··· TEXTO BASE

Para nosotros, los socialdemócratas, la cuestión de la socialización, la colectivización de los medios de producción no depende de si tenemos o no el poder para ello. Es exclusivamente una interrogante sobre el futuro de los hombres en nuestra sociedad y, por tanto, depende únicamente de la medida en que la gran propiedad privada y el poder dispositivo privado sobre importantes medios de producción ponen trabas a los valores fundamentales de libertad, justicia y solidaridad. 

Quiero decir todavía algo acerca de la idea de la igualdad, ya que desempeña un papel importante en la discusión socio-política entre lo que se llama conservativismo y el socialismo democrático. Precisamente en el caso de este concepto, la tentación demagógica es intensa y siempre se cosechan aplausos seguros cuando nuestra reivindicación de más igualdad puede denunciarse como nivelación y monotonía gris de la vida cotidiana. Son conocidas las tergiversaciones polémicas, un ejemplo: se afirma que la política educacional socialdemócrata exigía «educación igual para todos», que, según ella, «un ciclo de formación igual para los más y los menos inteligentes (...) sería el ideal inexpresado y la formación universitaria la meta a la que deberían aspirar todos» (Biedenkopf).

······

## EJERCICIO PROPUESTO
Reproduce sin cambios el pasaje del texto base que empieza con las palabras "Para nosotros, los" y termina con "justicia y solidaridad.". El material no guarda relación alguna con el texto base.

··· MATERIAL PROPORCIONADO

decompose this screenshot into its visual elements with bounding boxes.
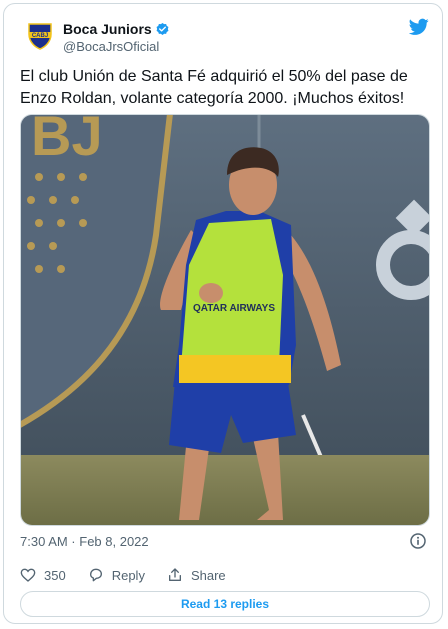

······

## RESPUESTA
Para nosotros, los socialdemócratas, la cuestión de la socialización, la colectivización de los medios de producción no depende de si tenemos o no el poder para ello. Es exclusivamente una interrogante sobre el futuro de los hombres en nuestra sociedad y, por tanto, depende únicamente de la medida en que la gran propiedad privada y el poder dispositivo privado sobre importantes medios de producción ponen trabas a los valores fundamentales de libertad, justicia y solidaridad.